**What the exercise asks**
All of the entries below need repeating exactly, apart from their images.

Dataset extract Start Marker

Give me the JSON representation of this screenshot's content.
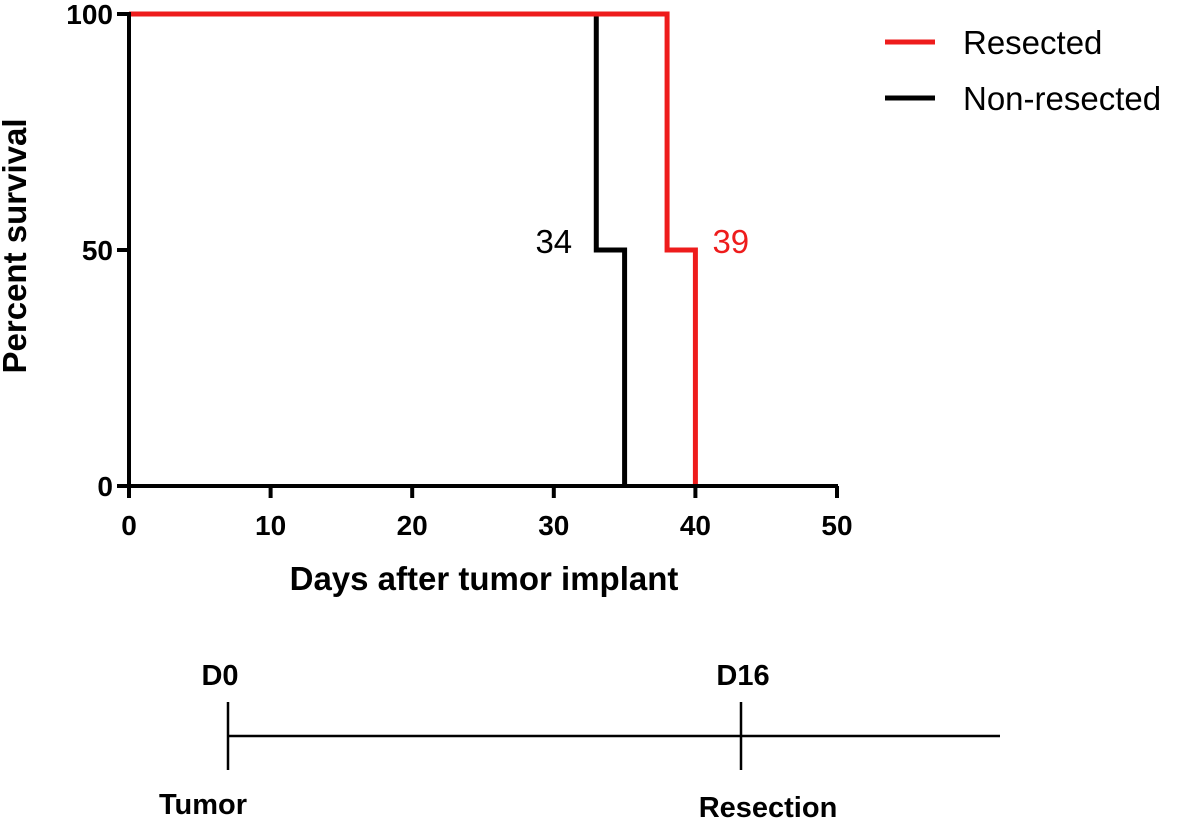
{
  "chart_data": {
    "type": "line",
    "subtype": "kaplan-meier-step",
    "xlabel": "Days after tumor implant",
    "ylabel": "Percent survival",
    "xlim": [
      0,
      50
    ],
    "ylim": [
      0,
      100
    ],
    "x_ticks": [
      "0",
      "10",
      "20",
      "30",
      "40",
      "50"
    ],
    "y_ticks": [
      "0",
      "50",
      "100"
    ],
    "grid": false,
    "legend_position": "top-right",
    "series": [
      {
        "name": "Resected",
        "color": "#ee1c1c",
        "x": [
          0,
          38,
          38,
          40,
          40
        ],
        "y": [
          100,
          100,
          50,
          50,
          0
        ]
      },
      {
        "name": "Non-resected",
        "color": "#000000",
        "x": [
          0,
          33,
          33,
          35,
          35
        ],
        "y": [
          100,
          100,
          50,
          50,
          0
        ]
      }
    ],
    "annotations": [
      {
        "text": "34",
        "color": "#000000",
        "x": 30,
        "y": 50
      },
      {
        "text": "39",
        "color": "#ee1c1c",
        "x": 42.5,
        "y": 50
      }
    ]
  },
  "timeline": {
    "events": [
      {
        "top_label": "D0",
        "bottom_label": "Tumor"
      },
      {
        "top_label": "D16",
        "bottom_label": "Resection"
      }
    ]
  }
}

Dataset extract End Marker

**Response box**
Give me the JSON representation of this screenshot's content.
{
  "chart_data": {
    "type": "line",
    "subtype": "kaplan-meier-step",
    "xlabel": "Days after tumor implant",
    "ylabel": "Percent survival",
    "xlim": [
      0,
      50
    ],
    "ylim": [
      0,
      100
    ],
    "x_ticks": [
      "0",
      "10",
      "20",
      "30",
      "40",
      "50"
    ],
    "y_ticks": [
      "0",
      "50",
      "100"
    ],
    "grid": false,
    "legend_position": "top-right",
    "series": [
      {
        "name": "Resected",
        "color": "#ee1c1c",
        "x": [
          0,
          38,
          38,
          40,
          40
        ],
        "y": [
          100,
          100,
          50,
          50,
          0
        ]
      },
      {
        "name": "Non-resected",
        "color": "#000000",
        "x": [
          0,
          33,
          33,
          35,
          35
        ],
        "y": [
          100,
          100,
          50,
          50,
          0
        ]
      }
    ],
    "annotations": [
      {
        "text": "34",
        "color": "#000000",
        "x": 30,
        "y": 50
      },
      {
        "text": "39",
        "color": "#ee1c1c",
        "x": 42.5,
        "y": 50
      }
    ]
  },
  "timeline": {
    "events": [
      {
        "top_label": "D0",
        "bottom_label": "Tumor"
      },
      {
        "top_label": "D16",
        "bottom_label": "Resection"
      }
    ]
  }
}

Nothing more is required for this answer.